- [Stated exercise]:
Your task is to tally the lines of the listing containing the word "like" and report the figure alone.
_____
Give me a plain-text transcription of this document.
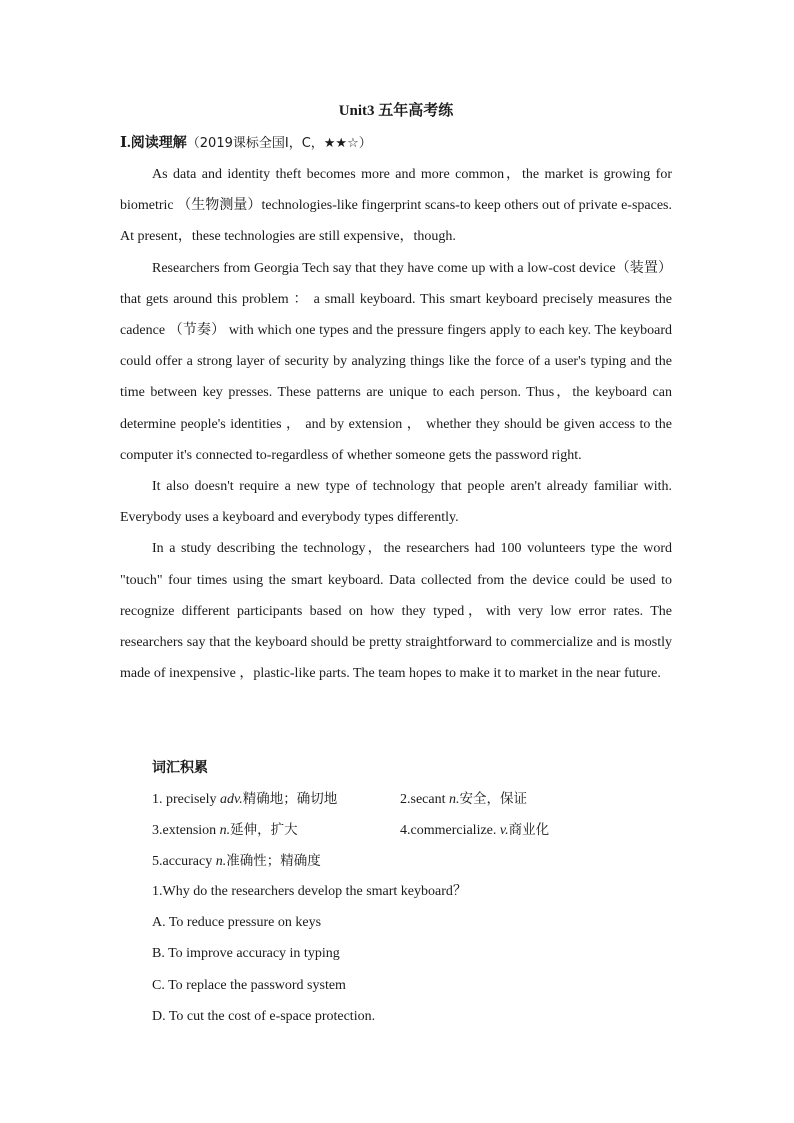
Unit3 五年高考练
Ⅰ.阅读理解（2019课标全国Ⅰ，C，★★☆）

As data and identity theft becomes more and more common，the market is growing for biometric （生物测量）technologies-like fingerprint scans-to keep others out of private e-spaces. At present，these technologies are still expensive，though.

Researchers from Georgia Tech say that they have come up with a low-cost device（装置）that gets around this problem ： a small keyboard. This smart keyboard precisely measures the cadence （节奏） with which one types and the pressure fingers apply to each key. The keyboard could offer a strong layer of security by analyzing things like the force of a user's typing and the time between key presses. These patterns are unique to each person. Thus，the keyboard can determine people's identities ， and by extension ， whether they should be given access to the computer it's connected to-regardless of whether someone gets the password right.

It also doesn't require a new type of technology that people aren't already familiar with. Everybody uses a keyboard and everybody types differently.

In a study describing the technology，the researchers had 100 volunteers type the word "touch" four times using the smart keyboard. Data collected from the device could be used to recognize different participants based on how they typed，with very low error rates. The researchers say that the keyboard should be pretty straightforward to commercialize and is mostly made of inexpensive ，plastic-like parts. The team hopes to make it to market in the near future.

词汇积累
1. precisely adv.精确地；确切地	2.secant n.安全，保证
3.extension n.延伸，扩大	4.commercialize. v.商业化
5.accuracy n.准确性；精确度
1.Why do the researchers develop the smart keyboard？
A. To reduce pressure on keys
B. To improve accuracy in typing
C. To replace the password system
D. To cut the cost of e-space protection.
_____
- [Exercise result]:
3